• **Dataset items**:

┌──

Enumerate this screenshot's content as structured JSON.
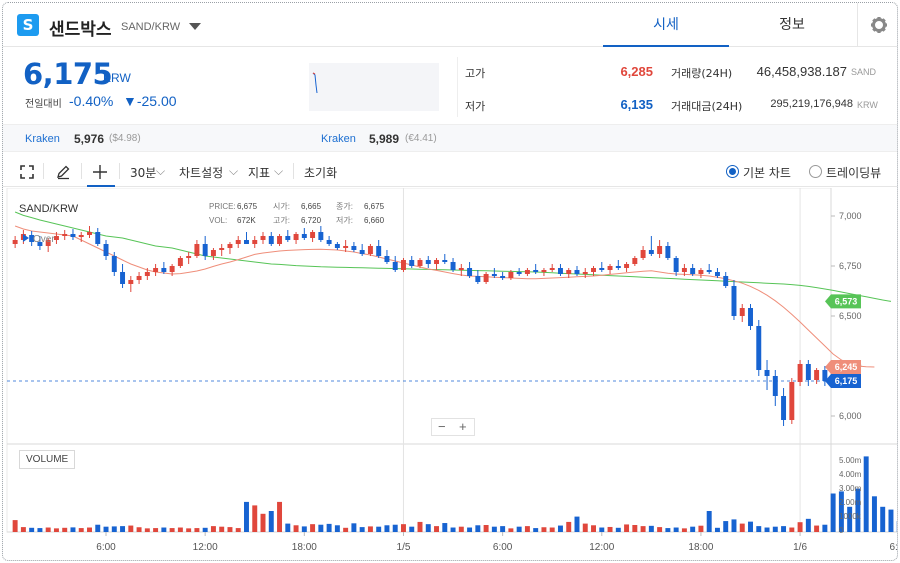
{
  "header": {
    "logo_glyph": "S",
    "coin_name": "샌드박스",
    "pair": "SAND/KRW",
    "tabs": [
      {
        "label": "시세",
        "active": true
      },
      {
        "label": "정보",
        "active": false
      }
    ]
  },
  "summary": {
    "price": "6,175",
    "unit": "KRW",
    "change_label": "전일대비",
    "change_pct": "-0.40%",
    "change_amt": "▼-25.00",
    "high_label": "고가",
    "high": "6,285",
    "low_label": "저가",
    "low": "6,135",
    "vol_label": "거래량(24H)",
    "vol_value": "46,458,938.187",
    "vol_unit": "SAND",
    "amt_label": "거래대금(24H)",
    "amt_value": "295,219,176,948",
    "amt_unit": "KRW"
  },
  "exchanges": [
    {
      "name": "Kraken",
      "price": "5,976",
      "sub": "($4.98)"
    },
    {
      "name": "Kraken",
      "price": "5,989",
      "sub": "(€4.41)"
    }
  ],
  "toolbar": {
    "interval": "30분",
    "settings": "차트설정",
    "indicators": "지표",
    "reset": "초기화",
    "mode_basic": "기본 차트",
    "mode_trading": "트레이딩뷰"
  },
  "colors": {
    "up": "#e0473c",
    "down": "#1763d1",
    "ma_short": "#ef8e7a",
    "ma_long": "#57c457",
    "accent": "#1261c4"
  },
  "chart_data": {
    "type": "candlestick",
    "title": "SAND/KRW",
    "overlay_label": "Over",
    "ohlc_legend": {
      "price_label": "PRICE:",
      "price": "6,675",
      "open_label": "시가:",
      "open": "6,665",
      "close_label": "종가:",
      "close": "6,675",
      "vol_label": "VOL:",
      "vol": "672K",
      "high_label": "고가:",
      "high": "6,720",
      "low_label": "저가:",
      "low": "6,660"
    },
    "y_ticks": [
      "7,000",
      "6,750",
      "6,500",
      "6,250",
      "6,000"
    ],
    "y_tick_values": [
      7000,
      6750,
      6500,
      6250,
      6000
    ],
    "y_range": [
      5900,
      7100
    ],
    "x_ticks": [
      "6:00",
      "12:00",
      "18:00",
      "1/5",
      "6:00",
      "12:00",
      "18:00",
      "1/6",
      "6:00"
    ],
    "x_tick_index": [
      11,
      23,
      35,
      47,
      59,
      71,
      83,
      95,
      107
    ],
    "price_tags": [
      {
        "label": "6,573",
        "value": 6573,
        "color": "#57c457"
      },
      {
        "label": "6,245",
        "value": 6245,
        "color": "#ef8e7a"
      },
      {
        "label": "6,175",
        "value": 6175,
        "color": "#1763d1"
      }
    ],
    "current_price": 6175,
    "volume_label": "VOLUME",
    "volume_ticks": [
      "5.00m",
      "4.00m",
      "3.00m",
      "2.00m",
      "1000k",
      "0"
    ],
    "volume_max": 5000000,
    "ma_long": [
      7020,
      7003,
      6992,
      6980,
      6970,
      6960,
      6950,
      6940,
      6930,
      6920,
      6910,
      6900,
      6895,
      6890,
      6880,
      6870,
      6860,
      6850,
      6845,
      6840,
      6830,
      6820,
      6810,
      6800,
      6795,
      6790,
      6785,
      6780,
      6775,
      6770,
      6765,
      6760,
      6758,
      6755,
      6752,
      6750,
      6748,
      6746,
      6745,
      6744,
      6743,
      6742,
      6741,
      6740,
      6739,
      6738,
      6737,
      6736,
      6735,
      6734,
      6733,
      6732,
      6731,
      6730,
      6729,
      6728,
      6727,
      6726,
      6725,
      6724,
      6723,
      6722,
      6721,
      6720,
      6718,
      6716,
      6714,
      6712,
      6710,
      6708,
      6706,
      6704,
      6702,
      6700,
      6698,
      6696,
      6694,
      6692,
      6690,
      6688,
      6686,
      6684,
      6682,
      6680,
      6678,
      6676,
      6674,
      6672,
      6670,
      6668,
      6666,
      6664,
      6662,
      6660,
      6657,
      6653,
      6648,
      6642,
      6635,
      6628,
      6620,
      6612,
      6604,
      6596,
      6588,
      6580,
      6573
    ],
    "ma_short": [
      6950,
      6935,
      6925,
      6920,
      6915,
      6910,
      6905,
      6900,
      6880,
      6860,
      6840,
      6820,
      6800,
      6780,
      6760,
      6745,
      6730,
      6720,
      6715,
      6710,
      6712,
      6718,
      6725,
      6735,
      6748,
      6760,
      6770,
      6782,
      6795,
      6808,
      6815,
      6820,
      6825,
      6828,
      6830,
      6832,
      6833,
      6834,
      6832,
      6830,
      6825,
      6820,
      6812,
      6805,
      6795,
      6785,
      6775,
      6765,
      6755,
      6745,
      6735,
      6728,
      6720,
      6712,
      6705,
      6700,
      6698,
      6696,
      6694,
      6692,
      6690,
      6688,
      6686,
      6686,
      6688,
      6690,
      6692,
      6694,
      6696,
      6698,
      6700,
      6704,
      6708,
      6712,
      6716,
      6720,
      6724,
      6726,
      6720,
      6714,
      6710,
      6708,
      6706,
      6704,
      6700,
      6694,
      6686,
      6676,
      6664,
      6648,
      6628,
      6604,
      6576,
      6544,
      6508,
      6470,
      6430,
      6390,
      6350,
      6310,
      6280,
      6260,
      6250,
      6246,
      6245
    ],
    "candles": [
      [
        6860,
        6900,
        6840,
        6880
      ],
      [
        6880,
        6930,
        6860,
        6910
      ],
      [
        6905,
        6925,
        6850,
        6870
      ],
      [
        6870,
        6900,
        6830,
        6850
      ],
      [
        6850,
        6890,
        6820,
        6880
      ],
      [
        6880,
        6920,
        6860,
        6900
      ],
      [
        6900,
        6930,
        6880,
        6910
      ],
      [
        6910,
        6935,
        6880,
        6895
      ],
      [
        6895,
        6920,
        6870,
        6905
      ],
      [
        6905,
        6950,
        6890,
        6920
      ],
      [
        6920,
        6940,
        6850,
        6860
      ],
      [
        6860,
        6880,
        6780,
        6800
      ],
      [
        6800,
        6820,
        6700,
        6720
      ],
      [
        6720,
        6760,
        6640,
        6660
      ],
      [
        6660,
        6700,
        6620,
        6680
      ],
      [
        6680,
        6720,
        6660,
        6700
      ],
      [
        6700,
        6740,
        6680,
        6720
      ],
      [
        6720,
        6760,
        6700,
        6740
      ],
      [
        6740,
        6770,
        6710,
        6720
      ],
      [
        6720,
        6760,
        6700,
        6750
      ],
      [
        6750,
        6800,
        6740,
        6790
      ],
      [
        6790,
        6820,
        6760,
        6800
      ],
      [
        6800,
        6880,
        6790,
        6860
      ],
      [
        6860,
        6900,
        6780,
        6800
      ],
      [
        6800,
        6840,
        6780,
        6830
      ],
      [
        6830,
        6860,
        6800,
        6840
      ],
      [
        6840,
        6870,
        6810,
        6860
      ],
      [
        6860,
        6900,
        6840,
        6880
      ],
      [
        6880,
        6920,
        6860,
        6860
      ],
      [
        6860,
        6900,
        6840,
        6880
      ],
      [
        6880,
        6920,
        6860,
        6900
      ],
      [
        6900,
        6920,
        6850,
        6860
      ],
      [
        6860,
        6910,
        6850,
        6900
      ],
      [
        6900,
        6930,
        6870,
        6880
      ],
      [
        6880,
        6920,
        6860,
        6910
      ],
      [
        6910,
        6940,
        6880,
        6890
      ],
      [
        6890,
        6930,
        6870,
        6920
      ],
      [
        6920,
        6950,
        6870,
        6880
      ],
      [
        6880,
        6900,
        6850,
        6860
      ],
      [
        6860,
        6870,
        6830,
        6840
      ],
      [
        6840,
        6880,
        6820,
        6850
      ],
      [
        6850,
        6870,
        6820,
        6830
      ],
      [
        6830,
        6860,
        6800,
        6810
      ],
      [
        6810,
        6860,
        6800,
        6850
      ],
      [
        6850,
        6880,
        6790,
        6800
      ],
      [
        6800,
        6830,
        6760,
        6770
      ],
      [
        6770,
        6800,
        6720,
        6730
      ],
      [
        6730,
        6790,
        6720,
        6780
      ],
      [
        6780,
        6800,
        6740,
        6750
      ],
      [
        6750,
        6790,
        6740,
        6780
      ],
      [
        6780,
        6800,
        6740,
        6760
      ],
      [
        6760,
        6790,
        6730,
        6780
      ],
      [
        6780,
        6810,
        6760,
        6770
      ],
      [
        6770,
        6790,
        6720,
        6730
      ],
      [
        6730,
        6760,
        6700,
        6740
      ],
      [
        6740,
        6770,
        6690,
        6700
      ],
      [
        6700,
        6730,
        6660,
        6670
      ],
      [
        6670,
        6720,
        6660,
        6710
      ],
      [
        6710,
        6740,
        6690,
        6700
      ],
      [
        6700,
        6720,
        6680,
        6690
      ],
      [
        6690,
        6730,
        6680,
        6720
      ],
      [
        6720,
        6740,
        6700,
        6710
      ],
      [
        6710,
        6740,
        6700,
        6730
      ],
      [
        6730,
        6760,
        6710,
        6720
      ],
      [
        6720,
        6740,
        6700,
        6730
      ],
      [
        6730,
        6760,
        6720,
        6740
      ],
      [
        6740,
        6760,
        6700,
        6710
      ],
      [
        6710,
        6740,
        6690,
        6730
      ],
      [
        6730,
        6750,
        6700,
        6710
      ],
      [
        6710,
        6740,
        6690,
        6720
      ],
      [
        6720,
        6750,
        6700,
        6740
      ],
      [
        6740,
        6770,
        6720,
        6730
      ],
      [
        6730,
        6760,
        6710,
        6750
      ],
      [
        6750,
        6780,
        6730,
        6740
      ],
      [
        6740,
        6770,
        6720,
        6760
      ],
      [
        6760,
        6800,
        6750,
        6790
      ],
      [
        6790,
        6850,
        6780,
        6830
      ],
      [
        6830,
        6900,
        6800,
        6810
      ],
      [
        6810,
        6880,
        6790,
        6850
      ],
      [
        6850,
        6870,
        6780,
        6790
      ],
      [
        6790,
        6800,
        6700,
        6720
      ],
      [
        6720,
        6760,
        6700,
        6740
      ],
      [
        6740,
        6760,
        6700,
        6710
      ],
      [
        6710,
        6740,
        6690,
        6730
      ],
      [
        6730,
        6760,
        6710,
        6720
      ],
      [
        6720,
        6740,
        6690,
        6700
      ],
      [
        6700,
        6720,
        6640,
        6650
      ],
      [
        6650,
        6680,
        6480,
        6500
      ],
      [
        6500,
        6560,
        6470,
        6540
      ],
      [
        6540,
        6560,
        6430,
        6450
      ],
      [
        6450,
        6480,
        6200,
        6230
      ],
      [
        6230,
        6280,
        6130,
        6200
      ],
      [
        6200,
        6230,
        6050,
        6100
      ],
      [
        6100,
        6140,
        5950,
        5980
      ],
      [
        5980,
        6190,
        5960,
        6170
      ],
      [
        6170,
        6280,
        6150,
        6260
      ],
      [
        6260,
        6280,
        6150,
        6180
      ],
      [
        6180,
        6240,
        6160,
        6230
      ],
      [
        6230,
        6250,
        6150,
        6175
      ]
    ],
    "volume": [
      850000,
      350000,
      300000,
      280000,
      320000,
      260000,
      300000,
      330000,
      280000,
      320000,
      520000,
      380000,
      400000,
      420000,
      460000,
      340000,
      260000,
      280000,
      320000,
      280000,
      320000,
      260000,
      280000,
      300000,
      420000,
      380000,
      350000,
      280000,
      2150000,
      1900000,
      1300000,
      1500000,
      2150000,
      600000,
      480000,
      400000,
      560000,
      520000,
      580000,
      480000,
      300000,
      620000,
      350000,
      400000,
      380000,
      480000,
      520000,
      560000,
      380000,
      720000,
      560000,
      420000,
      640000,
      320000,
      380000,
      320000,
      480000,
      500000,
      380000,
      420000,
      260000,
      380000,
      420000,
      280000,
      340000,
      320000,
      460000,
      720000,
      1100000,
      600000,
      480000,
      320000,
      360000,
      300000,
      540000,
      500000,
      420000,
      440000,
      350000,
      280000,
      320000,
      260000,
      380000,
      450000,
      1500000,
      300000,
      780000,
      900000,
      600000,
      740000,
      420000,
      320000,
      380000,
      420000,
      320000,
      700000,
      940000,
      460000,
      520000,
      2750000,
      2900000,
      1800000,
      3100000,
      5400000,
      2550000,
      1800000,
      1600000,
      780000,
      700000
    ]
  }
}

└──

• **Problem**: Identify the lines in the entries that hold "SAND" and return each one.

• **Solution for this exercise**:
    "pair": "SAND/KRW",
    "vol_unit": "SAND",
    "title": "SAND/KRW",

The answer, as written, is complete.